[Excerpt from a dataset]
** begin **
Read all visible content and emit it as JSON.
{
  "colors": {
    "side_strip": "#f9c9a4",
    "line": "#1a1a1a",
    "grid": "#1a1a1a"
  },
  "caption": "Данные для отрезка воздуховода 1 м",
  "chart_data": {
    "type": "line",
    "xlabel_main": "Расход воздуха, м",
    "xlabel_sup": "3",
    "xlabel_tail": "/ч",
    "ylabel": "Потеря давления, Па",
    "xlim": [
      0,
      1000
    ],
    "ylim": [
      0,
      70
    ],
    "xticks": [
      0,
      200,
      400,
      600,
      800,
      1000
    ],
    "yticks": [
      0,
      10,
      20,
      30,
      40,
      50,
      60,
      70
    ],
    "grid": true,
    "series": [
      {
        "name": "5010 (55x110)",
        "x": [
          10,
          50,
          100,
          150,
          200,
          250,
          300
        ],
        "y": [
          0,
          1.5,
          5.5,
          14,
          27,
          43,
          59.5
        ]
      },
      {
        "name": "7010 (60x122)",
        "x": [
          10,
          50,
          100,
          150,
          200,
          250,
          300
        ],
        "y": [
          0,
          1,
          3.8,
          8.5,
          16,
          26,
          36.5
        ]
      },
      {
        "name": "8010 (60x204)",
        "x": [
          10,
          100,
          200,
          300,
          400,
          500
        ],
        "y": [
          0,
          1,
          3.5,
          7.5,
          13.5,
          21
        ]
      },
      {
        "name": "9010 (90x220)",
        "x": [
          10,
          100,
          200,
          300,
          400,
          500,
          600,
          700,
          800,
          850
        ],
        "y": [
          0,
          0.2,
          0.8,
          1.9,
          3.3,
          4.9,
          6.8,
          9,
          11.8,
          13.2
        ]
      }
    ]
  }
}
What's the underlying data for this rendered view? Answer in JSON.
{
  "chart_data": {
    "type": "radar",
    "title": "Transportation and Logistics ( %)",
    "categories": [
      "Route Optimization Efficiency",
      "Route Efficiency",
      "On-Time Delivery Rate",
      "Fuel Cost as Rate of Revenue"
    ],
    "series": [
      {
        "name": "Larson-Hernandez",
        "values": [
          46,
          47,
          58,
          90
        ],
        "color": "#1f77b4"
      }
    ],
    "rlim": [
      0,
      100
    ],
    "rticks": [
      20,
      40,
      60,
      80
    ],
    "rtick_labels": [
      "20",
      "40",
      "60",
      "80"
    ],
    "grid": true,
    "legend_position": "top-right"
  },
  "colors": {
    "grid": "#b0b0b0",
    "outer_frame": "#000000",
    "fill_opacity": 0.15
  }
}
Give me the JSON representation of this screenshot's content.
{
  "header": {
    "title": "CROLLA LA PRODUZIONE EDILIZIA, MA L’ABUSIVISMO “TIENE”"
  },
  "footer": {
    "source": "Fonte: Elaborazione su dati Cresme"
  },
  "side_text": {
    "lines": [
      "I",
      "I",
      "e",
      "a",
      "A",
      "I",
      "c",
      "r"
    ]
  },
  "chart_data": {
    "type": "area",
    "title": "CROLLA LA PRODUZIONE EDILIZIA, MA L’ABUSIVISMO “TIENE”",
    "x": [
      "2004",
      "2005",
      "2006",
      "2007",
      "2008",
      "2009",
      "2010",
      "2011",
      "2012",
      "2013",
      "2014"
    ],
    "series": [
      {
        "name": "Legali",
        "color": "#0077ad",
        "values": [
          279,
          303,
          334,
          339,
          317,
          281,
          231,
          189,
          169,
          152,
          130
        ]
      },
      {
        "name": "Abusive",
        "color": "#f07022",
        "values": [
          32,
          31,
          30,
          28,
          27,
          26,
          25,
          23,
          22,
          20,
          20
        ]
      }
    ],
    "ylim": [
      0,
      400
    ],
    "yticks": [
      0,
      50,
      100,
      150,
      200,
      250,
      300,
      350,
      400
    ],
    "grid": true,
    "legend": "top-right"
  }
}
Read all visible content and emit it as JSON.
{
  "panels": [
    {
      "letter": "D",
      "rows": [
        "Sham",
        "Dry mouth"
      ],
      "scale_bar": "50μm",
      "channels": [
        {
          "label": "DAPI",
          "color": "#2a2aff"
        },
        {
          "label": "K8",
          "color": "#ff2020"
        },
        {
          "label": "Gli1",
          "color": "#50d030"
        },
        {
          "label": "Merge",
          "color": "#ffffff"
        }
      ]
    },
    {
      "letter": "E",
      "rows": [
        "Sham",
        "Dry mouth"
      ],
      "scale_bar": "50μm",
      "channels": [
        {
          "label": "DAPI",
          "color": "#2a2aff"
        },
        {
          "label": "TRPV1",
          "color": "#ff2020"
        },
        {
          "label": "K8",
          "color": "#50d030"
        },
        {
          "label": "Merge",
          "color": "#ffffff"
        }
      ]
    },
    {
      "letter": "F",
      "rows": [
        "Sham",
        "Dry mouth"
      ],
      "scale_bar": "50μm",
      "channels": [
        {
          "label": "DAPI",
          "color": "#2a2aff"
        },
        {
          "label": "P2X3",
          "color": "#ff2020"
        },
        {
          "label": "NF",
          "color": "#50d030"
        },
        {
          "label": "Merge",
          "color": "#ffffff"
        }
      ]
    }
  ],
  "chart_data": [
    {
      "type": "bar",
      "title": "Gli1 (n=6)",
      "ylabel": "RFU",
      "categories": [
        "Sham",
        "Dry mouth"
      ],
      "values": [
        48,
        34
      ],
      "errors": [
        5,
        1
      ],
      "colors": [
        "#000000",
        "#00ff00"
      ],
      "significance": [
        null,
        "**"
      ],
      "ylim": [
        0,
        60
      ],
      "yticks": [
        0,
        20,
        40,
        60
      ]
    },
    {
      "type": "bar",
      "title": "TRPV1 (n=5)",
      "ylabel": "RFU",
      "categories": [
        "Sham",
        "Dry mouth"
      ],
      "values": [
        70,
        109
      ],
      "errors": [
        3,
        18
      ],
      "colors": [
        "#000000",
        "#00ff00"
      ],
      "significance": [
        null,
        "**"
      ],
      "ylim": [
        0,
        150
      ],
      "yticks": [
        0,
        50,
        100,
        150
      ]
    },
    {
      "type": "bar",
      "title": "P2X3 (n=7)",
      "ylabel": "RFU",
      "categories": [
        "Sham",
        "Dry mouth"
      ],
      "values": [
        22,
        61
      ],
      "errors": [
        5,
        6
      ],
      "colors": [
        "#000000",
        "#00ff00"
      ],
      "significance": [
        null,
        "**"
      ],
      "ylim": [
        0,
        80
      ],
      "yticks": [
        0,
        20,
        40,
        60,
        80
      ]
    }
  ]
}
** end **
Go through the listing and copy all of it exactly.

Read all visible content and emit it as JSON.
{
  "colors": {
    "side_strip": "#f9c9a4",
    "line": "#1a1a1a",
    "grid": "#1a1a1a"
  },
  "caption": "Данные для отрезка воздуховода 1 м",
  "chart_data": {
    "type": "line",
    "xlabel_main": "Расход воздуха, м",
    "xlabel_sup": "3",
    "xlabel_tail": "/ч",
    "ylabel": "Потеря давления, Па",
    "xlim": [
      0,
      1000
    ],
    "ylim": [
      0,
      70
    ],
    "xticks": [
      0,
      200,
      400,
      600,
      800,
      1000
    ],
    "yticks": [
      0,
      10,
      20,
      30,
      40,
      50,
      60,
      70
    ],
    "grid": true,
    "series": [
      {
        "name": "5010 (55x110)",
        "x": [
          10,
          50,
          100,
          150,
          200,
          250,
          300
        ],
        "y": [
          0,
          1.5,
          5.5,
          14,
          27,
          43,
          59.5
        ]
      },
      {
        "name": "7010 (60x122)",
        "x": [
          10,
          50,
          100,
          150,
          200,
          250,
          300
        ],
        "y": [
          0,
          1,
          3.8,
          8.5,
          16,
          26,
          36.5
        ]
      },
      {
        "name": "8010 (60x204)",
        "x": [
          10,
          100,
          200,
          300,
          400,
          500
        ],
        "y": [
          0,
          1,
          3.5,
          7.5,
          13.5,
          21
        ]
      },
      {
        "name": "9010 (90x220)",
        "x": [
          10,
          100,
          200,
          300,
          400,
          500,
          600,
          700,
          800,
          850
        ],
        "y": [
          0,
          0.2,
          0.8,
          1.9,
          3.3,
          4.9,
          6.8,
          9,
          11.8,
          13.2
        ]
      }
    ]
  }
}
What's the underlying data for this rendered view? Answer in JSON.
{
  "chart_data": {
    "type": "radar",
    "title": "Transportation and Logistics ( %)",
    "categories": [
      "Route Optimization Efficiency",
      "Route Efficiency",
      "On-Time Delivery Rate",
      "Fuel Cost as Rate of Revenue"
    ],
    "series": [
      {
        "name": "Larson-Hernandez",
        "values": [
          46,
          47,
          58,
          90
        ],
        "color": "#1f77b4"
      }
    ],
    "rlim": [
      0,
      100
    ],
    "rticks": [
      20,
      40,
      60,
      80
    ],
    "rtick_labels": [
      "20",
      "40",
      "60",
      "80"
    ],
    "grid": true,
    "legend_position": "top-right"
  },
  "colors": {
    "grid": "#b0b0b0",
    "outer_frame": "#000000",
    "fill_opacity": 0.15
  }
}
Give me the JSON representation of this screenshot's content.
{
  "header": {
    "title": "CROLLA LA PRODUZIONE EDILIZIA, MA L’ABUSIVISMO “TIENE”"
  },
  "footer": {
    "source": "Fonte: Elaborazione su dati Cresme"
  },
  "side_text": {
    "lines": [
      "I",
      "I",
      "e",
      "a",
      "A",
      "I",
      "c",
      "r"
    ]
  },
  "chart_data": {
    "type": "area",
    "title": "CROLLA LA PRODUZIONE EDILIZIA, MA L’ABUSIVISMO “TIENE”",
    "x": [
      "2004",
      "2005",
      "2006",
      "2007",
      "2008",
      "2009",
      "2010",
      "2011",
      "2012",
      "2013",
      "2014"
    ],
    "series": [
      {
        "name": "Legali",
        "color": "#0077ad",
        "values": [
          279,
          303,
          334,
          339,
          317,
          281,
          231,
          189,
          169,
          152,
          130
        ]
      },
      {
        "name": "Abusive",
        "color": "#f07022",
        "values": [
          32,
          31,
          30,
          28,
          27,
          26,
          25,
          23,
          22,
          20,
          20
        ]
      }
    ],
    "ylim": [
      0,
      400
    ],
    "yticks": [
      0,
      50,
      100,
      150,
      200,
      250,
      300,
      350,
      400
    ],
    "grid": true,
    "legend": "top-right"
  }
}
Read all visible content and emit it as JSON.
{
  "panels": [
    {
      "letter": "D",
      "rows": [
        "Sham",
        "Dry mouth"
      ],
      "scale_bar": "50μm",
      "channels": [
        {
          "label": "DAPI",
          "color": "#2a2aff"
        },
        {
          "label": "K8",
          "color": "#ff2020"
        },
        {
          "label": "Gli1",
          "color": "#50d030"
        },
        {
          "label": "Merge",
          "color": "#ffffff"
        }
      ]
    },
    {
      "letter": "E",
      "rows": [
        "Sham",
        "Dry mouth"
      ],
      "scale_bar": "50μm",
      "channels": [
        {
          "label": "DAPI",
          "color": "#2a2aff"
        },
        {
          "label": "TRPV1",
          "color": "#ff2020"
        },
        {
          "label": "K8",
          "color": "#50d030"
        },
        {
          "label": "Merge",
          "color": "#ffffff"
        }
      ]
    },
    {
      "letter": "F",
      "rows": [
        "Sham",
        "Dry mouth"
      ],
      "scale_bar": "50μm",
      "channels": [
        {
          "label": "DAPI",
          "color": "#2a2aff"
        },
        {
          "label": "P2X3",
          "color": "#ff2020"
        },
        {
          "label": "NF",
          "color": "#50d030"
        },
        {
          "label": "Merge",
          "color": "#ffffff"
        }
      ]
    }
  ],
  "chart_data": [
    {
      "type": "bar",
      "title": "Gli1 (n=6)",
      "ylabel": "RFU",
      "categories": [
        "Sham",
        "Dry mouth"
      ],
      "values": [
        48,
        34
      ],
      "errors": [
        5,
        1
      ],
      "colors": [
        "#000000",
        "#00ff00"
      ],
      "significance": [
        null,
        "**"
      ],
      "ylim": [
        0,
        60
      ],
      "yticks": [
        0,
        20,
        40,
        60
      ]
    },
    {
      "type": "bar",
      "title": "TRPV1 (n=5)",
      "ylabel": "RFU",
      "categories": [
        "Sham",
        "Dry mouth"
      ],
      "values": [
        70,
        109
      ],
      "errors": [
        3,
        18
      ],
      "colors": [
        "#000000",
        "#00ff00"
      ],
      "significance": [
        null,
        "**"
      ],
      "ylim": [
        0,
        150
      ],
      "yticks": [
        0,
        50,
        100,
        150
      ]
    },
    {
      "type": "bar",
      "title": "P2X3 (n=7)",
      "ylabel": "RFU",
      "categories": [
        "Sham",
        "Dry mouth"
      ],
      "values": [
        22,
        61
      ],
      "errors": [
        5,
        6
      ],
      "colors": [
        "#000000",
        "#00ff00"
      ],
      "significance": [
        null,
        "**"
      ],
      "ylim": [
        0,
        80
      ],
      "yticks": [
        0,
        20,
        40,
        60,
        80
      ]
    }
  ]
}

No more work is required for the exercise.